#### [Data items]
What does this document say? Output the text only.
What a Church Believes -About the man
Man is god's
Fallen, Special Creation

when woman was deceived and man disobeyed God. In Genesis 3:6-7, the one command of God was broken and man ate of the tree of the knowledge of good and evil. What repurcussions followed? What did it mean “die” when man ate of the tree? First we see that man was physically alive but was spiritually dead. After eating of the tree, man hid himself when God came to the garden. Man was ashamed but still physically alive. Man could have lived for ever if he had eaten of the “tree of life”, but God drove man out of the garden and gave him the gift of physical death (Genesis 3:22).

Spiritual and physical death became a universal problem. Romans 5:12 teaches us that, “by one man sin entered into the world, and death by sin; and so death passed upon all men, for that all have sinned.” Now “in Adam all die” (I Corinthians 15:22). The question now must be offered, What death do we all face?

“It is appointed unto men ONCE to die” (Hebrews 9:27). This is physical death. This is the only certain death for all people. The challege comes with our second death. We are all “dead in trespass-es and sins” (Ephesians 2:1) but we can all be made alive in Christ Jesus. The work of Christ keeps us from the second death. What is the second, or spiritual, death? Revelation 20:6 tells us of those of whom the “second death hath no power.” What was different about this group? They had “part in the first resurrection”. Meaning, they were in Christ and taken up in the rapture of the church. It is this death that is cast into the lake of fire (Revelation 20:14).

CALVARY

#### [WORK INSTRUCTION]
For this exercise, the records above must be returned exactly.

#### [ANSWER BELOW]
What does this document say? Output the text only.
What a Church Believes -About the man
Man is god's
Fallen, Special Creation

when woman was deceived and man disobeyed God. In Genesis 3:6-7, the one command of God was broken and man ate of the tree of the knowledge of good and evil. What repurcussions followed? What did it mean “die” when man ate of the tree? First we see that man was physically alive but was spiritually dead. After eating of the tree, man hid himself when God came to the garden. Man was ashamed but still physically alive. Man could have lived for ever if he had eaten of the “tree of life”, but God drove man out of the garden and gave him the gift of physical death (Genesis 3:22).

Spiritual and physical death became a universal problem. Romans 5:12 teaches us that, “by one man sin entered into the world, and death by sin; and so death passed upon all men, for that all have sinned.” Now “in Adam all die” (I Corinthians 15:22). The question now must be offered, What death do we all face?

“It is appointed unto men ONCE to die” (Hebrews 9:27). This is physical death. This is the only certain death for all people. The challege comes with our second death. We are all “dead in trespass-es and sins” (Ephesians 2:1) but we can all be made alive in Christ Jesus. The work of Christ keeps us from the second death. What is the second, or spiritual, death? Revelation 20:6 tells us of those of whom the “second death hath no power.” What was different about this group? They had “part in the first resurrection”. Meaning, they were in Christ and taken up in the rapture of the church. It is this death that is cast into the lake of fire (Revelation 20:14).

CALVARY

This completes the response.